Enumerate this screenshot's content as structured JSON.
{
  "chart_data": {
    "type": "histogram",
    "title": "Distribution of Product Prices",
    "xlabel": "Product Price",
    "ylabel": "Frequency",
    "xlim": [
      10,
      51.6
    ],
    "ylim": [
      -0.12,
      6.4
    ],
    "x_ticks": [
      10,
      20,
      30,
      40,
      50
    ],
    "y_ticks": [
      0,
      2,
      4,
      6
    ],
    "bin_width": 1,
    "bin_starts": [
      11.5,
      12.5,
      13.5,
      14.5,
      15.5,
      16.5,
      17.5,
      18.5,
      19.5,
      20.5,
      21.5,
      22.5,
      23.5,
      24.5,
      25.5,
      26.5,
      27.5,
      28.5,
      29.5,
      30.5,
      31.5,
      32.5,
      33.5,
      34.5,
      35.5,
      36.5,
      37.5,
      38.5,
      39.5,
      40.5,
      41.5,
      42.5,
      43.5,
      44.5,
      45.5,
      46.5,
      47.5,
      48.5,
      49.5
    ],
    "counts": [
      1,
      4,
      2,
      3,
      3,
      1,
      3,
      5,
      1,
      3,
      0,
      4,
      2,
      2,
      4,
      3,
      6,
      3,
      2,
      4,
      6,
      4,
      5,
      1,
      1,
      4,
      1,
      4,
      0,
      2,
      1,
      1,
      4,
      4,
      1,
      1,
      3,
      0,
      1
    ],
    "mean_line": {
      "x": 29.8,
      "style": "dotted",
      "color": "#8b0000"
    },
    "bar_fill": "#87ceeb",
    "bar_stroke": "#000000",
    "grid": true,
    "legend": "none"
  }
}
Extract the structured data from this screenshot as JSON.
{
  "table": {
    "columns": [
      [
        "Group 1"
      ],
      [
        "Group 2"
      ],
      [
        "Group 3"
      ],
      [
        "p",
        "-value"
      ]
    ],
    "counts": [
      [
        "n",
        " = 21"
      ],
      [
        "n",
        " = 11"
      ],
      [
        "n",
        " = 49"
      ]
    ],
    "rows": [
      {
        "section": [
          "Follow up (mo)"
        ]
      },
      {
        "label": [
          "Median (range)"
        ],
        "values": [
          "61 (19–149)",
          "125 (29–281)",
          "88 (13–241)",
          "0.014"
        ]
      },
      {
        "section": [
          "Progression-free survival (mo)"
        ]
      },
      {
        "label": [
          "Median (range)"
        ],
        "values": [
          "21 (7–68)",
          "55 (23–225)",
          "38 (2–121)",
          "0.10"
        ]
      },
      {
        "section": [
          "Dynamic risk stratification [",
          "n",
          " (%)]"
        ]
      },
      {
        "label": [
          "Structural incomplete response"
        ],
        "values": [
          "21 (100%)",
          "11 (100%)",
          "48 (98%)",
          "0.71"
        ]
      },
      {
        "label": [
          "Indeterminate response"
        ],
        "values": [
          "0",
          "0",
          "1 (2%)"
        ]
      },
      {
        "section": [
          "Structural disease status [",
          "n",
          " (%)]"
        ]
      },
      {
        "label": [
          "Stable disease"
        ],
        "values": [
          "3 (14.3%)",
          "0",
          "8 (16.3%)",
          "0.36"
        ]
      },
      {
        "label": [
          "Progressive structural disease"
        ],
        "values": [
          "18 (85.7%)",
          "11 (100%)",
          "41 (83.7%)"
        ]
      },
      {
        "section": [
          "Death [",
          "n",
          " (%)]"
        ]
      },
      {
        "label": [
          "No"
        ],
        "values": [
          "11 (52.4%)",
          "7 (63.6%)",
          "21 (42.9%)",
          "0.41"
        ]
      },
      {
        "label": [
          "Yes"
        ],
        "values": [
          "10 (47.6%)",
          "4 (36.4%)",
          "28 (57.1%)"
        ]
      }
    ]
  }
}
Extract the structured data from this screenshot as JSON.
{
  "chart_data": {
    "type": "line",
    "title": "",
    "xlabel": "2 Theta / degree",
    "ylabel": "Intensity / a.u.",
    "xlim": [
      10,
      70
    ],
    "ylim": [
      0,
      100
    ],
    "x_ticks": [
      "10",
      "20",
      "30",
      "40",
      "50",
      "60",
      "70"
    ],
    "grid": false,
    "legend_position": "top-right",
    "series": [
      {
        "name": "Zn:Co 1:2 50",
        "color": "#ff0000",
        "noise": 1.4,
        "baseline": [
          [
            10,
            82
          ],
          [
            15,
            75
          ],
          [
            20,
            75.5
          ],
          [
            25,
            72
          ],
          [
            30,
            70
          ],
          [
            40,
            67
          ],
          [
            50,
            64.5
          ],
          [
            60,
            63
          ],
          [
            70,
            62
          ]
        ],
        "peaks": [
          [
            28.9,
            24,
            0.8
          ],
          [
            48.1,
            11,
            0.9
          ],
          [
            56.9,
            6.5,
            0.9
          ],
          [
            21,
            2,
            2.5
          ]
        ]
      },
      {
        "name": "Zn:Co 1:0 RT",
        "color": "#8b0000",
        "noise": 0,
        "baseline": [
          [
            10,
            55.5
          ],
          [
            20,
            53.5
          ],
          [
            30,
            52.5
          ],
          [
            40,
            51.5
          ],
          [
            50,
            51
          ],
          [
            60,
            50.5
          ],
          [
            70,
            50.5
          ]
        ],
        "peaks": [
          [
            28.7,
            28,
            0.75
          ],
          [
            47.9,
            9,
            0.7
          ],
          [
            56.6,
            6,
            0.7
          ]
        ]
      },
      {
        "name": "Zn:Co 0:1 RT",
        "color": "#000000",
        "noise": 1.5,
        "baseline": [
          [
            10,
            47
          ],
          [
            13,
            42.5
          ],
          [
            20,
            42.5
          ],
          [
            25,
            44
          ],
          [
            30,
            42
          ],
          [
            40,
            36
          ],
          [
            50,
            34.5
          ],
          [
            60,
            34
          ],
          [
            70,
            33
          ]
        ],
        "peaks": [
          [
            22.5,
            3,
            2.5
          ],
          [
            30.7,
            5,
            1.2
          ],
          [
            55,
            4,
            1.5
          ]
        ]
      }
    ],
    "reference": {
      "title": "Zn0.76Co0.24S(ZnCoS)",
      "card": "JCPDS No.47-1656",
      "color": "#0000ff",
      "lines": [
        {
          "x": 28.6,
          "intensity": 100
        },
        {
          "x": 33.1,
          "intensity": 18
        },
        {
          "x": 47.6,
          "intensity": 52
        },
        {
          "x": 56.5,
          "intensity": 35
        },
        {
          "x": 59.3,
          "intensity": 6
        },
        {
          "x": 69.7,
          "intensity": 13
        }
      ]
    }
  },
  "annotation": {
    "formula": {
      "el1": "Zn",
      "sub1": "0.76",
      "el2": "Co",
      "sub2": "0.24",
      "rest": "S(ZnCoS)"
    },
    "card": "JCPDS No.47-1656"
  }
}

### WORK TO COMPLETE
Copy every line of the material, please, keeping it exactly the same.

### SOLVED PROBLEM
Enumerate this screenshot's content as structured JSON.
{
  "chart_data": {
    "type": "histogram",
    "title": "Distribution of Product Prices",
    "xlabel": "Product Price",
    "ylabel": "Frequency",
    "xlim": [
      10,
      51.6
    ],
    "ylim": [
      -0.12,
      6.4
    ],
    "x_ticks": [
      10,
      20,
      30,
      40,
      50
    ],
    "y_ticks": [
      0,
      2,
      4,
      6
    ],
    "bin_width": 1,
    "bin_starts": [
      11.5,
      12.5,
      13.5,
      14.5,
      15.5,
      16.5,
      17.5,
      18.5,
      19.5,
      20.5,
      21.5,
      22.5,
      23.5,
      24.5,
      25.5,
      26.5,
      27.5,
      28.5,
      29.5,
      30.5,
      31.5,
      32.5,
      33.5,
      34.5,
      35.5,
      36.5,
      37.5,
      38.5,
      39.5,
      40.5,
      41.5,
      42.5,
      43.5,
      44.5,
      45.5,
      46.5,
      47.5,
      48.5,
      49.5
    ],
    "counts": [
      1,
      4,
      2,
      3,
      3,
      1,
      3,
      5,
      1,
      3,
      0,
      4,
      2,
      2,
      4,
      3,
      6,
      3,
      2,
      4,
      6,
      4,
      5,
      1,
      1,
      4,
      1,
      4,
      0,
      2,
      1,
      1,
      4,
      4,
      1,
      1,
      3,
      0,
      1
    ],
    "mean_line": {
      "x": 29.8,
      "style": "dotted",
      "color": "#8b0000"
    },
    "bar_fill": "#87ceeb",
    "bar_stroke": "#000000",
    "grid": true,
    "legend": "none"
  }
}
Extract the structured data from this screenshot as JSON.
{
  "table": {
    "columns": [
      [
        "Group 1"
      ],
      [
        "Group 2"
      ],
      [
        "Group 3"
      ],
      [
        "p",
        "-value"
      ]
    ],
    "counts": [
      [
        "n",
        " = 21"
      ],
      [
        "n",
        " = 11"
      ],
      [
        "n",
        " = 49"
      ]
    ],
    "rows": [
      {
        "section": [
          "Follow up (mo)"
        ]
      },
      {
        "label": [
          "Median (range)"
        ],
        "values": [
          "61 (19–149)",
          "125 (29–281)",
          "88 (13–241)",
          "0.014"
        ]
      },
      {
        "section": [
          "Progression-free survival (mo)"
        ]
      },
      {
        "label": [
          "Median (range)"
        ],
        "values": [
          "21 (7–68)",
          "55 (23–225)",
          "38 (2–121)",
          "0.10"
        ]
      },
      {
        "section": [
          "Dynamic risk stratification [",
          "n",
          " (%)]"
        ]
      },
      {
        "label": [
          "Structural incomplete response"
        ],
        "values": [
          "21 (100%)",
          "11 (100%)",
          "48 (98%)",
          "0.71"
        ]
      },
      {
        "label": [
          "Indeterminate response"
        ],
        "values": [
          "0",
          "0",
          "1 (2%)"
        ]
      },
      {
        "section": [
          "Structural disease status [",
          "n",
          " (%)]"
        ]
      },
      {
        "label": [
          "Stable disease"
        ],
        "values": [
          "3 (14.3%)",
          "0",
          "8 (16.3%)",
          "0.36"
        ]
      },
      {
        "label": [
          "Progressive structural disease"
        ],
        "values": [
          "18 (85.7%)",
          "11 (100%)",
          "41 (83.7%)"
        ]
      },
      {
        "section": [
          "Death [",
          "n",
          " (%)]"
        ]
      },
      {
        "label": [
          "No"
        ],
        "values": [
          "11 (52.4%)",
          "7 (63.6%)",
          "21 (42.9%)",
          "0.41"
        ]
      },
      {
        "label": [
          "Yes"
        ],
        "values": [
          "10 (47.6%)",
          "4 (36.4%)",
          "28 (57.1%)"
        ]
      }
    ]
  }
}
Extract the structured data from this screenshot as JSON.
{
  "chart_data": {
    "type": "line",
    "title": "",
    "xlabel": "2 Theta / degree",
    "ylabel": "Intensity / a.u.",
    "xlim": [
      10,
      70
    ],
    "ylim": [
      0,
      100
    ],
    "x_ticks": [
      "10",
      "20",
      "30",
      "40",
      "50",
      "60",
      "70"
    ],
    "grid": false,
    "legend_position": "top-right",
    "series": [
      {
        "name": "Zn:Co 1:2 50",
        "color": "#ff0000",
        "noise": 1.4,
        "baseline": [
          [
            10,
            82
          ],
          [
            15,
            75
          ],
          [
            20,
            75.5
          ],
          [
            25,
            72
          ],
          [
            30,
            70
          ],
          [
            40,
            67
          ],
          [
            50,
            64.5
          ],
          [
            60,
            63
          ],
          [
            70,
            62
          ]
        ],
        "peaks": [
          [
            28.9,
            24,
            0.8
          ],
          [
            48.1,
            11,
            0.9
          ],
          [
            56.9,
            6.5,
            0.9
          ],
          [
            21,
            2,
            2.5
          ]
        ]
      },
      {
        "name": "Zn:Co 1:0 RT",
        "color": "#8b0000",
        "noise": 0,
        "baseline": [
          [
            10,
            55.5
          ],
          [
            20,
            53.5
          ],
          [
            30,
            52.5
          ],
          [
            40,
            51.5
          ],
          [
            50,
            51
          ],
          [
            60,
            50.5
          ],
          [
            70,
            50.5
          ]
        ],
        "peaks": [
          [
            28.7,
            28,
            0.75
          ],
          [
            47.9,
            9,
            0.7
          ],
          [
            56.6,
            6,
            0.7
          ]
        ]
      },
      {
        "name": "Zn:Co 0:1 RT",
        "color": "#000000",
        "noise": 1.5,
        "baseline": [
          [
            10,
            47
          ],
          [
            13,
            42.5
          ],
          [
            20,
            42.5
          ],
          [
            25,
            44
          ],
          [
            30,
            42
          ],
          [
            40,
            36
          ],
          [
            50,
            34.5
          ],
          [
            60,
            34
          ],
          [
            70,
            33
          ]
        ],
        "peaks": [
          [
            22.5,
            3,
            2.5
          ],
          [
            30.7,
            5,
            1.2
          ],
          [
            55,
            4,
            1.5
          ]
        ]
      }
    ],
    "reference": {
      "title": "Zn0.76Co0.24S(ZnCoS)",
      "card": "JCPDS No.47-1656",
      "color": "#0000ff",
      "lines": [
        {
          "x": 28.6,
          "intensity": 100
        },
        {
          "x": 33.1,
          "intensity": 18
        },
        {
          "x": 47.6,
          "intensity": 52
        },
        {
          "x": 56.5,
          "intensity": 35
        },
        {
          "x": 59.3,
          "intensity": 6
        },
        {
          "x": 69.7,
          "intensity": 13
        }
      ]
    }
  },
  "annotation": {
    "formula": {
      "el1": "Zn",
      "sub1": "0.76",
      "el2": "Co",
      "sub2": "0.24",
      "rest": "S(ZnCoS)"
    },
    "card": "JCPDS No.47-1656"
  }
}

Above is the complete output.